> _What you have to do_: Rewrite the listing from its first line through the line that contains "323, 1342, 338]", both included, putting "y-axis-label" wherever "y-tick-label" appears and leaving everything else as it is.

> _Given entries_:
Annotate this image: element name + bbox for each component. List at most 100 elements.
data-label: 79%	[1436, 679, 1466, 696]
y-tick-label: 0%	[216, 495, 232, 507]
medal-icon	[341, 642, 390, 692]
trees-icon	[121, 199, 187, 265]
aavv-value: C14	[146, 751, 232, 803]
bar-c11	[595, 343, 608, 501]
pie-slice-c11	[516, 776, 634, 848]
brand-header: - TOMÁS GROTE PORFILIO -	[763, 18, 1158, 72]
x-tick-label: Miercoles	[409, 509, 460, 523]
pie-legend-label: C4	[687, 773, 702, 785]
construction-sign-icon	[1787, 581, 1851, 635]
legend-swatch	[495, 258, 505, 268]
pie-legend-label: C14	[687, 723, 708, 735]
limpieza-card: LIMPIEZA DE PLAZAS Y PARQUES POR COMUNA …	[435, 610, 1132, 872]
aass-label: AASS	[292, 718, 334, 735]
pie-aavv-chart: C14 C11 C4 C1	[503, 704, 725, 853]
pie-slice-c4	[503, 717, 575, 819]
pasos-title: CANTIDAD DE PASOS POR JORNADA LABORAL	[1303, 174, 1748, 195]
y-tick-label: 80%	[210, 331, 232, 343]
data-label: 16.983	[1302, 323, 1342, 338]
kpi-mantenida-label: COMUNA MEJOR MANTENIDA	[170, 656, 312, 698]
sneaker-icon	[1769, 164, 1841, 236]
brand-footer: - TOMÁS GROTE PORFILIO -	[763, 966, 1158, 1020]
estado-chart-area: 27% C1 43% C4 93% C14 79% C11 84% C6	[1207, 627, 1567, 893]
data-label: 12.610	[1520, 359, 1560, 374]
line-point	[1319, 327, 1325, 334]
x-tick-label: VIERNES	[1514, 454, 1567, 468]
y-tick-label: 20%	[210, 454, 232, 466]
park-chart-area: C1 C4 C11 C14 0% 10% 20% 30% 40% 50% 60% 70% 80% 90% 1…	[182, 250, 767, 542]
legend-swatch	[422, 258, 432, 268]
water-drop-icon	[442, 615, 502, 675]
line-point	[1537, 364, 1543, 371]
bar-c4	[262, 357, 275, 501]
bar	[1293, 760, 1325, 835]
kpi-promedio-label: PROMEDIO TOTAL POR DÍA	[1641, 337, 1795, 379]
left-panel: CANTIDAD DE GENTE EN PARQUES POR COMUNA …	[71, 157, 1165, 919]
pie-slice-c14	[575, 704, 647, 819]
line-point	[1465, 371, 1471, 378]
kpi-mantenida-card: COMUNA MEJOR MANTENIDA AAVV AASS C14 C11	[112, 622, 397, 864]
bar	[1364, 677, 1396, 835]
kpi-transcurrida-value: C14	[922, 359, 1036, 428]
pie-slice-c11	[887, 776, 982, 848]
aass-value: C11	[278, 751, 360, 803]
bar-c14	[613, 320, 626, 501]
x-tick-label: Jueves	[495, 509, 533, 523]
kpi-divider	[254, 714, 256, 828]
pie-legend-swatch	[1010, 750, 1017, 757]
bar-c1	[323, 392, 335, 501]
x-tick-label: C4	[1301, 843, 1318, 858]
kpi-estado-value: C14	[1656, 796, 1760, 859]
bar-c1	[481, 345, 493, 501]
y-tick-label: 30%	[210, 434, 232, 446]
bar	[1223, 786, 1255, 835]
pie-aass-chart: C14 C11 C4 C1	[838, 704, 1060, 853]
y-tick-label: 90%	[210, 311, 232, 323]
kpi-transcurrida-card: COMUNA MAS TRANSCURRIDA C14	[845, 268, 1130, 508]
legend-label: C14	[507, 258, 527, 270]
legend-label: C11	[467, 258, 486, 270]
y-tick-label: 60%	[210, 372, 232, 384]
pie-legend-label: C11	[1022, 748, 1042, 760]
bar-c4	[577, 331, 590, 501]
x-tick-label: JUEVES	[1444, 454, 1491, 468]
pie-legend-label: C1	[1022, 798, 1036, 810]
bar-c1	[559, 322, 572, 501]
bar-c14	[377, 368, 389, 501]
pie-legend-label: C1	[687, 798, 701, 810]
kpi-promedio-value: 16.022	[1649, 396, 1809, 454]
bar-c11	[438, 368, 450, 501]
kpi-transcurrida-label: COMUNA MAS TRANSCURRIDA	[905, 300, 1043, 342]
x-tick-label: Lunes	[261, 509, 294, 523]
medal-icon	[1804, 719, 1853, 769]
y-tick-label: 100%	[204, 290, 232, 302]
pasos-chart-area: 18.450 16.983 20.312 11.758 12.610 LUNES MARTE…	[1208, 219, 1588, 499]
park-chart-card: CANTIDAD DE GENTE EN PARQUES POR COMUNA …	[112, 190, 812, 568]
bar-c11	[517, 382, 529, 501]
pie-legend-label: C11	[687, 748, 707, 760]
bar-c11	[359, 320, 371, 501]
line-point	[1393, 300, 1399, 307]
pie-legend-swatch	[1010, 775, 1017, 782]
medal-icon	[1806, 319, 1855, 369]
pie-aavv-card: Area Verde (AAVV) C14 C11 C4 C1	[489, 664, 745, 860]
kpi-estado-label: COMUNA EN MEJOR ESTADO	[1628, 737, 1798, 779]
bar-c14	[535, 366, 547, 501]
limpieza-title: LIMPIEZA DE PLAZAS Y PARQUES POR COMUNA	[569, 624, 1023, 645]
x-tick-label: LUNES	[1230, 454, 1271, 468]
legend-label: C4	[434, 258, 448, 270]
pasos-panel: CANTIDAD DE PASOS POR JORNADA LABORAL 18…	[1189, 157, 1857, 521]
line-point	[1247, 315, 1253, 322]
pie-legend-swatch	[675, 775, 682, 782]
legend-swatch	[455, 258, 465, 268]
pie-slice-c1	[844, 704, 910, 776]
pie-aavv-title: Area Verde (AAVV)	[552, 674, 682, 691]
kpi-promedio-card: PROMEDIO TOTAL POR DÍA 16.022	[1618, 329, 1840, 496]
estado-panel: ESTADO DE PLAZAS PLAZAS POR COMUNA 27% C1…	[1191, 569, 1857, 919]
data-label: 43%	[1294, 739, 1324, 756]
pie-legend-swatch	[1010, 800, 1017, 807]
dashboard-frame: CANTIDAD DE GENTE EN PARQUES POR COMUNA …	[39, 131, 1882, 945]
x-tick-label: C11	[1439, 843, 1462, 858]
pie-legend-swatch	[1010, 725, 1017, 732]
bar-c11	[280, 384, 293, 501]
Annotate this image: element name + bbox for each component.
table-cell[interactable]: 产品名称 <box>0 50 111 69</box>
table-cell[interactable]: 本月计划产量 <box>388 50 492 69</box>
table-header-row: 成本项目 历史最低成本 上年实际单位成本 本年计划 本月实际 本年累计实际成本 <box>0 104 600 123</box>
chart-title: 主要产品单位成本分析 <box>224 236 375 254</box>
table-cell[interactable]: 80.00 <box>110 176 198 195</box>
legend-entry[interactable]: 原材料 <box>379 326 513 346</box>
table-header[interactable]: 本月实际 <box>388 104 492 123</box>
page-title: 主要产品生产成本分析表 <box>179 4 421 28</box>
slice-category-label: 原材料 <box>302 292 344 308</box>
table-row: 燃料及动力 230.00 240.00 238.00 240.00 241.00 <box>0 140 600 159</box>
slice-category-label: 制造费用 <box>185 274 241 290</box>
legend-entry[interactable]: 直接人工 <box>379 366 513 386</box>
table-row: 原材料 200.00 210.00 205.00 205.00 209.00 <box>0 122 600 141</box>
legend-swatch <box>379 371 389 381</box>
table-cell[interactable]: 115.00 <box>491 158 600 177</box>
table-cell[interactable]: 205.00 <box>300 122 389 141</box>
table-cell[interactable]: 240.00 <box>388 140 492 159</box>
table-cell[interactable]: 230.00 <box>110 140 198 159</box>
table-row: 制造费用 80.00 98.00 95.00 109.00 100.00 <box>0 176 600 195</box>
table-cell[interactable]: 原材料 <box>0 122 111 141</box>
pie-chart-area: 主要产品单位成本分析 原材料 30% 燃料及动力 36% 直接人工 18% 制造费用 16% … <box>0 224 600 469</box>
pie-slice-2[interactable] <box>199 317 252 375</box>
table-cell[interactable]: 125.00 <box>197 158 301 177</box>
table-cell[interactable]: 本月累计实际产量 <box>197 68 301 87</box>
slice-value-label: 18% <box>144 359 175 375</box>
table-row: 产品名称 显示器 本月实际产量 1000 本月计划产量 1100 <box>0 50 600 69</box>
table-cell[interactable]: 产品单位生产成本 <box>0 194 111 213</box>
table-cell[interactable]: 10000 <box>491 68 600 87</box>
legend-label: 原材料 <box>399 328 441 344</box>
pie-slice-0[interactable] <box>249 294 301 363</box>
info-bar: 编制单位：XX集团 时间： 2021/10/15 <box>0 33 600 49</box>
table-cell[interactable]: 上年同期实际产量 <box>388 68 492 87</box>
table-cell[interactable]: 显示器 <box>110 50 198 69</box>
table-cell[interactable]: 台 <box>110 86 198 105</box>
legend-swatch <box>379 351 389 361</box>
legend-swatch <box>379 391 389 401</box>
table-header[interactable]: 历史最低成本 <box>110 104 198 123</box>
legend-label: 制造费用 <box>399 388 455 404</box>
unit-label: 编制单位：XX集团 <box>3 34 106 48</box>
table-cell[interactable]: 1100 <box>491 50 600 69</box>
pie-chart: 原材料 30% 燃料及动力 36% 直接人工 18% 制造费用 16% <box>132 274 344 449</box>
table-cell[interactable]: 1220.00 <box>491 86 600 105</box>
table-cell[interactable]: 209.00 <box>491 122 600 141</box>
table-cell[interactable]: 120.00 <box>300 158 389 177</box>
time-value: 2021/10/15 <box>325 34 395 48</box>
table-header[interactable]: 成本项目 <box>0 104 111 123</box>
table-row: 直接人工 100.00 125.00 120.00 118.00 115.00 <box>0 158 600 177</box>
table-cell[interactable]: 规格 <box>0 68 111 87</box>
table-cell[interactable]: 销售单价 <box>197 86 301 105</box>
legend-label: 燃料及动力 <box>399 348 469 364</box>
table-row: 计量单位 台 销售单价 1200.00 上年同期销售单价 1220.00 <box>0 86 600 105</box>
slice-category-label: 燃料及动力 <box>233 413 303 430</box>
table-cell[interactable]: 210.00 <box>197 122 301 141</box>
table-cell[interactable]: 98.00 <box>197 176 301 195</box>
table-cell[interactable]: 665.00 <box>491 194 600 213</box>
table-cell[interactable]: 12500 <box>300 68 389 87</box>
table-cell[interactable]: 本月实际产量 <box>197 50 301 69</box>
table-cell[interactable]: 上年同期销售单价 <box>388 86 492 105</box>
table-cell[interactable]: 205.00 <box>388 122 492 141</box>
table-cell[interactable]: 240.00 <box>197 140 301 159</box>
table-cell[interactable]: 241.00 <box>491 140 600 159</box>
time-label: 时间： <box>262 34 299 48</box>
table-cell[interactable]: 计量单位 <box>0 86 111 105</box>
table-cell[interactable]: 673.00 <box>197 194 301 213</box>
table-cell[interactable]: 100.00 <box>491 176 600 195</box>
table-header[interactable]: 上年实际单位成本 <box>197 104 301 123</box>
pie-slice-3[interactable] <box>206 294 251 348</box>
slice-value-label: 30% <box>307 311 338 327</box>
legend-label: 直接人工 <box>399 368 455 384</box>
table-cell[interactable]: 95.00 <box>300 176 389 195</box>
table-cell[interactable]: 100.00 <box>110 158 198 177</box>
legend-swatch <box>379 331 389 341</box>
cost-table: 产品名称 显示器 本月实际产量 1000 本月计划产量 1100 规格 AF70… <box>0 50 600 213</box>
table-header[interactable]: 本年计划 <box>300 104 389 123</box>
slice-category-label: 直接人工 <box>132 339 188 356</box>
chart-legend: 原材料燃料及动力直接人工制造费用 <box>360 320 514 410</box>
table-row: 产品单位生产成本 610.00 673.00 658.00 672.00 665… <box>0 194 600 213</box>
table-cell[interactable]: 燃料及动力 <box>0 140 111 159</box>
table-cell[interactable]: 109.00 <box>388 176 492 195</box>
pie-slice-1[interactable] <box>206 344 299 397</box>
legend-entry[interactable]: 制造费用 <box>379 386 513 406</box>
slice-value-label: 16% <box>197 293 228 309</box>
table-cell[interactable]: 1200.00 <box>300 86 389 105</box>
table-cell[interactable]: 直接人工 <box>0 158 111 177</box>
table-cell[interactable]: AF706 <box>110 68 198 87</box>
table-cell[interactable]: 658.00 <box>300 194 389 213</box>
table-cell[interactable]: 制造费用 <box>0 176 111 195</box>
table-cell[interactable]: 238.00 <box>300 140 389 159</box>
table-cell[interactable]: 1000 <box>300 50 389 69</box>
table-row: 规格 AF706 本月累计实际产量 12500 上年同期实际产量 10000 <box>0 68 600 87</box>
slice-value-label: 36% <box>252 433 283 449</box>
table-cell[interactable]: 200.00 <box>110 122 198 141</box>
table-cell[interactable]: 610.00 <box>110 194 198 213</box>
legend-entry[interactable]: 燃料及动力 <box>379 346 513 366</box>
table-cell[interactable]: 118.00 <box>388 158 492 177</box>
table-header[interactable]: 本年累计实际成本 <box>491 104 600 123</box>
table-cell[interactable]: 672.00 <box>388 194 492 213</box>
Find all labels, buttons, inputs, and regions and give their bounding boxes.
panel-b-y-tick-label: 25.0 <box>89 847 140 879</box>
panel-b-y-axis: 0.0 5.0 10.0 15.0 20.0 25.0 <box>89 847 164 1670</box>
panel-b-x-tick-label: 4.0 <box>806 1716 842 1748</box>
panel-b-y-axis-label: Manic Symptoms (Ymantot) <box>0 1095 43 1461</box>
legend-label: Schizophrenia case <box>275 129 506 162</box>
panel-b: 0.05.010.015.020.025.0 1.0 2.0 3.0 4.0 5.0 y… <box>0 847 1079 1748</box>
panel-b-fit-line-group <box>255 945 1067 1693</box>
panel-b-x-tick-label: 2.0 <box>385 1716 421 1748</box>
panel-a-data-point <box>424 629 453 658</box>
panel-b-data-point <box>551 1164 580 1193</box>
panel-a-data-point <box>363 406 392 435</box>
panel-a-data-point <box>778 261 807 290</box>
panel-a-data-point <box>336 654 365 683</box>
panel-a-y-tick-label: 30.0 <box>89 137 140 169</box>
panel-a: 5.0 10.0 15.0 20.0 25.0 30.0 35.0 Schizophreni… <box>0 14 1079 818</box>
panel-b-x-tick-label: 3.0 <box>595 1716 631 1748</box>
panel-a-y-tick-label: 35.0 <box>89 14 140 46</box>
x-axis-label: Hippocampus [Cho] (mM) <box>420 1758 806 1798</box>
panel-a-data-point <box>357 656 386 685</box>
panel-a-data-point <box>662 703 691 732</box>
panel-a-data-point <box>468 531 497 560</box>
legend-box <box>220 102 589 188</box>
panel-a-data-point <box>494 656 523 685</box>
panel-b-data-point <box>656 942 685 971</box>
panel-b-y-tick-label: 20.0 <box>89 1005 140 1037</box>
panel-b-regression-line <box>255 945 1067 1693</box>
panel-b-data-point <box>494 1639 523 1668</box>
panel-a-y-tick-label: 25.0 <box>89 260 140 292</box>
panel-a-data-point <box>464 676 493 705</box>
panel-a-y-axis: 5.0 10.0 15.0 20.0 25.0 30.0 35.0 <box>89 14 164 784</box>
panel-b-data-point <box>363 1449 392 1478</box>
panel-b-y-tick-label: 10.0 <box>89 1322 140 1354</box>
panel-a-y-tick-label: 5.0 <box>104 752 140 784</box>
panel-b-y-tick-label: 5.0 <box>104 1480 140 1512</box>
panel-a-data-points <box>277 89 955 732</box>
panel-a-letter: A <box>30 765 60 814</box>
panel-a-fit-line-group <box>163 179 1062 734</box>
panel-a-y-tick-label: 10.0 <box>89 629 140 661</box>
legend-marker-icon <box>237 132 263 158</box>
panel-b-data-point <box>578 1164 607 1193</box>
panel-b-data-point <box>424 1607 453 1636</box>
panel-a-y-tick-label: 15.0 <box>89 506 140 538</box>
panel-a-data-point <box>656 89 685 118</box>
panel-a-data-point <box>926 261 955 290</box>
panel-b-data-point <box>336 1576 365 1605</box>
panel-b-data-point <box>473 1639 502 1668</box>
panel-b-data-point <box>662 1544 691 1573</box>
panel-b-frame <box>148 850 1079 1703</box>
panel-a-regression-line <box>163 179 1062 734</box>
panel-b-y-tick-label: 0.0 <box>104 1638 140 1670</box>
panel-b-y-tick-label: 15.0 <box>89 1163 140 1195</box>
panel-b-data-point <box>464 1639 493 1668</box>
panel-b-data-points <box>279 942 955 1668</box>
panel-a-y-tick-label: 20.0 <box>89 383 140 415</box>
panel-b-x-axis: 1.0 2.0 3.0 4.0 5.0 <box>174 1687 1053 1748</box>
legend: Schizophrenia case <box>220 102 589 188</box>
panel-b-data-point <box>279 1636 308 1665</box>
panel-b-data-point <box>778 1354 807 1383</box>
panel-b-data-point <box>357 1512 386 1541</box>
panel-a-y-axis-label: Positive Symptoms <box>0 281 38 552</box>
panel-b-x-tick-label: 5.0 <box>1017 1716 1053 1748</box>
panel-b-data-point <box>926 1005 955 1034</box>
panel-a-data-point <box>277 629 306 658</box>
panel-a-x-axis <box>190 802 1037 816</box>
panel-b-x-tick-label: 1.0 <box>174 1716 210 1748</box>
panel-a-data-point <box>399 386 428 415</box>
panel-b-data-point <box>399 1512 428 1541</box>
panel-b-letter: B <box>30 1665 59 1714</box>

> _Result of the task_:
Annotate this image: element name + bbox for each component. List at most 100 elements.
data-label: 79%	[1436, 679, 1466, 696]
y-axis-label: 0%	[216, 495, 232, 507]
medal-icon	[341, 642, 390, 692]
trees-icon	[121, 199, 187, 265]
aavv-value: C14	[146, 751, 232, 803]
bar-c11	[595, 343, 608, 501]
pie-slice-c11	[516, 776, 634, 848]
brand-header: - TOMÁS GROTE PORFILIO -	[763, 18, 1158, 72]
x-tick-label: Miercoles	[409, 509, 460, 523]
pie-legend-label: C4	[687, 773, 702, 785]
construction-sign-icon	[1787, 581, 1851, 635]
legend-swatch	[495, 258, 505, 268]
pie-legend-label: C14	[687, 723, 708, 735]
limpieza-card: LIMPIEZA DE PLAZAS Y PARQUES POR COMUNA …	[435, 610, 1132, 872]
aass-label: AASS	[292, 718, 334, 735]
pie-aavv-chart: C14 C11 C4 C1	[503, 704, 725, 853]
pie-slice-c4	[503, 717, 575, 819]
pasos-title: CANTIDAD DE PASOS POR JORNADA LABORAL	[1303, 174, 1748, 195]
y-axis-label: 80%	[210, 331, 232, 343]
data-label: 16.983	[1302, 323, 1342, 338]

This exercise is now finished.